**Exercise task:**
Extract all lines in the data that contain the word "ранней".

[Items from a data source]
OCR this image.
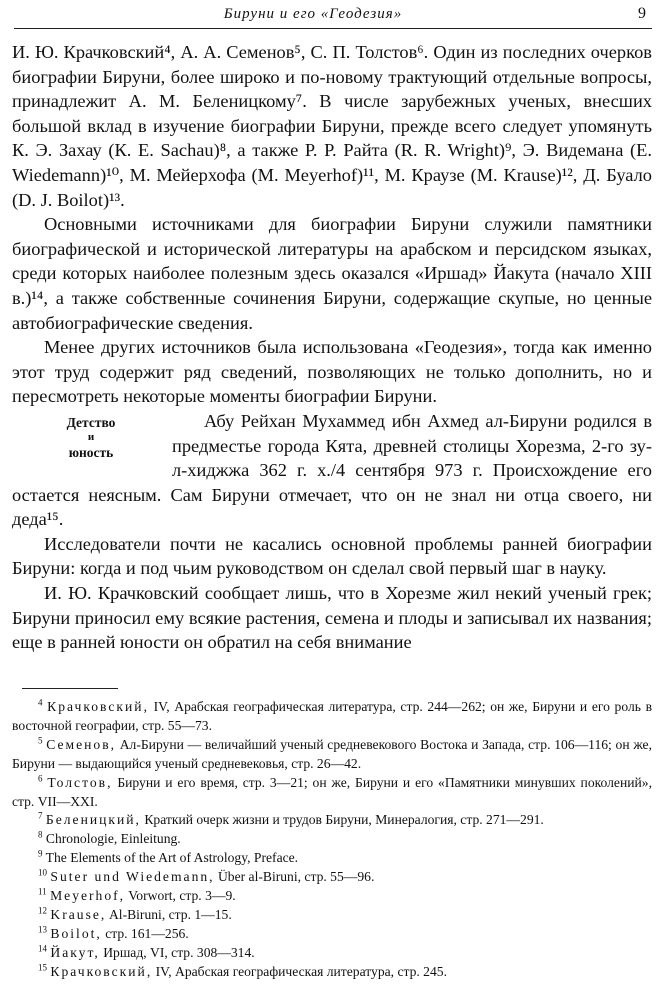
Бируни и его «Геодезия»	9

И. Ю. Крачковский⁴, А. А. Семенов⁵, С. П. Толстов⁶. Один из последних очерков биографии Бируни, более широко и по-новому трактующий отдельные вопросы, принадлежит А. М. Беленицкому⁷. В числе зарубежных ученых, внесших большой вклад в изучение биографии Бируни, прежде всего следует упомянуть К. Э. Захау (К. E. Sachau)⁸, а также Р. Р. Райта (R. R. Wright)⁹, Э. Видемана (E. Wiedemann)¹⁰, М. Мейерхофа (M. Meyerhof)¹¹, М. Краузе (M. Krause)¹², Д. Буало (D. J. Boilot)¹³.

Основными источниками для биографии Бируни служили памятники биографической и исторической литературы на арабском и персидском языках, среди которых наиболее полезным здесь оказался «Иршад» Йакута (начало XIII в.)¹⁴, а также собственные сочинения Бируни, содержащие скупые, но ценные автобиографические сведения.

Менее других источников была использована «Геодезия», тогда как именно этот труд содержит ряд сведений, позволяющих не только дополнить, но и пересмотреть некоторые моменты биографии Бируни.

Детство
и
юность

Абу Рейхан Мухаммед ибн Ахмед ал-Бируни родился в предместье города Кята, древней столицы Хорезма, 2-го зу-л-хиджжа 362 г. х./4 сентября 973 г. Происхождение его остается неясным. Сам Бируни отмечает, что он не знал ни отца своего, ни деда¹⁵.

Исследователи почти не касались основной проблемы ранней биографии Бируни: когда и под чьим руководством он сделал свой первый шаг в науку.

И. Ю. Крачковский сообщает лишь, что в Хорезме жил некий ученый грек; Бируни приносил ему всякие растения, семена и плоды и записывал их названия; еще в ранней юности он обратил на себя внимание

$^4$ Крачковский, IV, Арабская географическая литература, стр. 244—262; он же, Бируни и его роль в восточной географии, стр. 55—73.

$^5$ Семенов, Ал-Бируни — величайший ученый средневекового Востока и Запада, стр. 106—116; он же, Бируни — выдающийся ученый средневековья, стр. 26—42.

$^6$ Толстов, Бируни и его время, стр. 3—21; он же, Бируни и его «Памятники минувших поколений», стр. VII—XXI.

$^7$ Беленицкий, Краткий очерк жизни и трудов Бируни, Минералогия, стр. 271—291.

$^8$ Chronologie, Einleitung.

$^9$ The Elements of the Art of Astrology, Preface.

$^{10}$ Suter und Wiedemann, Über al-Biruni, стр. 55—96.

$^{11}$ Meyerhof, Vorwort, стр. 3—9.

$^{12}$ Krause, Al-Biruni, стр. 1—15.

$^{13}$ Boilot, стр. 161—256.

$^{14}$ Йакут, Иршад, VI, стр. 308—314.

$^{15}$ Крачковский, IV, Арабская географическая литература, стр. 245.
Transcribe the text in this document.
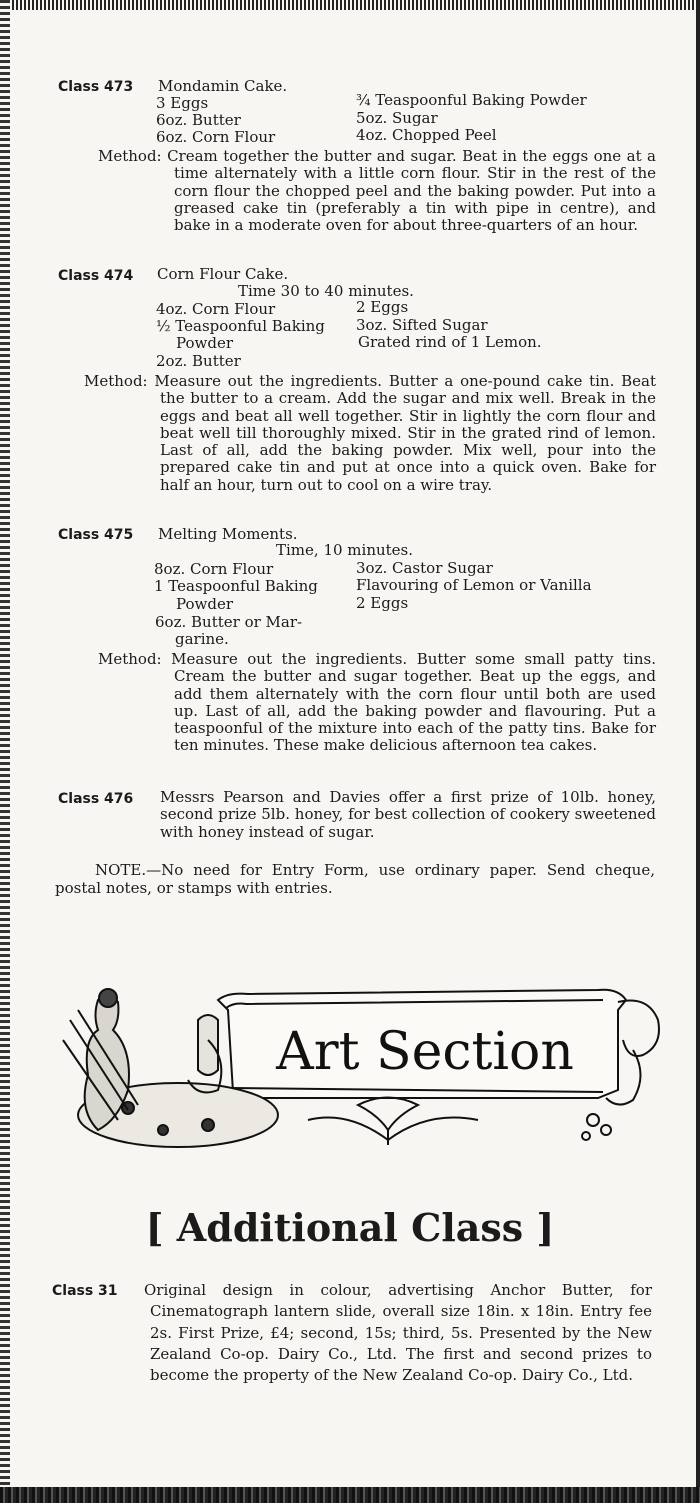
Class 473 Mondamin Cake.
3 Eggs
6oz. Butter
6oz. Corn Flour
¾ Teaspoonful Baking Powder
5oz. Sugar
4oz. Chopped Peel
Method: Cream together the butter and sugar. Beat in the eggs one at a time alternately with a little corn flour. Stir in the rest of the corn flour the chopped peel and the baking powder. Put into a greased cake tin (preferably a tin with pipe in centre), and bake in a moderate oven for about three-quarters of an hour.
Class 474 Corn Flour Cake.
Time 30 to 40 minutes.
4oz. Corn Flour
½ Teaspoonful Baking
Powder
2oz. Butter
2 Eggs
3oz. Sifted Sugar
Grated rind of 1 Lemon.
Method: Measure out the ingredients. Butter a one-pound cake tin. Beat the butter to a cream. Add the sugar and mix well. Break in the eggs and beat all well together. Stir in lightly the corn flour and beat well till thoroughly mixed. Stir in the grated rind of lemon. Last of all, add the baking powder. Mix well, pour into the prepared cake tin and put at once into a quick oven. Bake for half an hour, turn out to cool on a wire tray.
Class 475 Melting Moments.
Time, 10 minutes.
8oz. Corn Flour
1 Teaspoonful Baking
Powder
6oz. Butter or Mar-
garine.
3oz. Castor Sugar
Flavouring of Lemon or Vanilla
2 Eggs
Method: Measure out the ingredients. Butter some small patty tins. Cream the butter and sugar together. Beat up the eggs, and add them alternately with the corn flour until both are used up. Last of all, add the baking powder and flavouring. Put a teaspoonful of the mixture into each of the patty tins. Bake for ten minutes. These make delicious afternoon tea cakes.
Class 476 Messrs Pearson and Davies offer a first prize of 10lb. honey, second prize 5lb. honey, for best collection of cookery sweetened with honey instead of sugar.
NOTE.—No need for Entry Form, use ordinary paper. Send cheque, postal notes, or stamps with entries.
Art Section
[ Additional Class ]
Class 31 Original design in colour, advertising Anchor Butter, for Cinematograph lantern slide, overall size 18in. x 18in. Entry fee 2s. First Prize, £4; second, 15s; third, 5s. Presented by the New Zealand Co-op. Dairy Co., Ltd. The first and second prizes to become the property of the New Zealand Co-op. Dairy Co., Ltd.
--
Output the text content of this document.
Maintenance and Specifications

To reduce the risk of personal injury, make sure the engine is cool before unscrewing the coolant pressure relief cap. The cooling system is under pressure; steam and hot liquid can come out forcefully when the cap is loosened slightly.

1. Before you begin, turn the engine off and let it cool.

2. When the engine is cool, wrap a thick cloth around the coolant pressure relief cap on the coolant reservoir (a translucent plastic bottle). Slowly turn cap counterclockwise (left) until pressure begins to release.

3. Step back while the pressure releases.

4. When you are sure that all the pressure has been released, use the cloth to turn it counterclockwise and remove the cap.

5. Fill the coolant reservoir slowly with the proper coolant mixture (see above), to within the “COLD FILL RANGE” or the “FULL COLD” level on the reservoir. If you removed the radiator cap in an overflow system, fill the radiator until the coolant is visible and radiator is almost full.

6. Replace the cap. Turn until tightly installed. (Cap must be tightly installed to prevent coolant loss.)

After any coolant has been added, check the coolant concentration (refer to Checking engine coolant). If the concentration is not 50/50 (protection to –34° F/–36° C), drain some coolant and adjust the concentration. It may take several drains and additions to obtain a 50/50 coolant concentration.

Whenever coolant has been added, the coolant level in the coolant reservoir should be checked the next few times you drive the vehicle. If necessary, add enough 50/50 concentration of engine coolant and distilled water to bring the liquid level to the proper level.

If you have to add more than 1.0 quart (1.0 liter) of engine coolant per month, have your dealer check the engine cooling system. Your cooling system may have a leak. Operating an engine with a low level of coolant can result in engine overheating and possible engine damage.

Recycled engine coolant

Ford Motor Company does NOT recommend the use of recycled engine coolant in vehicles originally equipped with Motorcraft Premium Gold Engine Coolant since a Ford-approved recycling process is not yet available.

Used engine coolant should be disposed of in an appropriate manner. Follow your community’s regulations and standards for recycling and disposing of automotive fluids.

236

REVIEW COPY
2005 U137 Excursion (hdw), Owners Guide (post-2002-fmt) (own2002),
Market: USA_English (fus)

**Full answer:**
Исследователи почти не касались основной проблемы ранней биографии Бируни: когда и под чьим руководством он сделал свой первый шаг в науку.
И. Ю. Крачковский сообщает лишь, что в Хорезме жил некий ученый грек; Бируни приносил ему всякие растения, семена и плоды и записывал их названия; еще в ранней юности он обратил на себя внимание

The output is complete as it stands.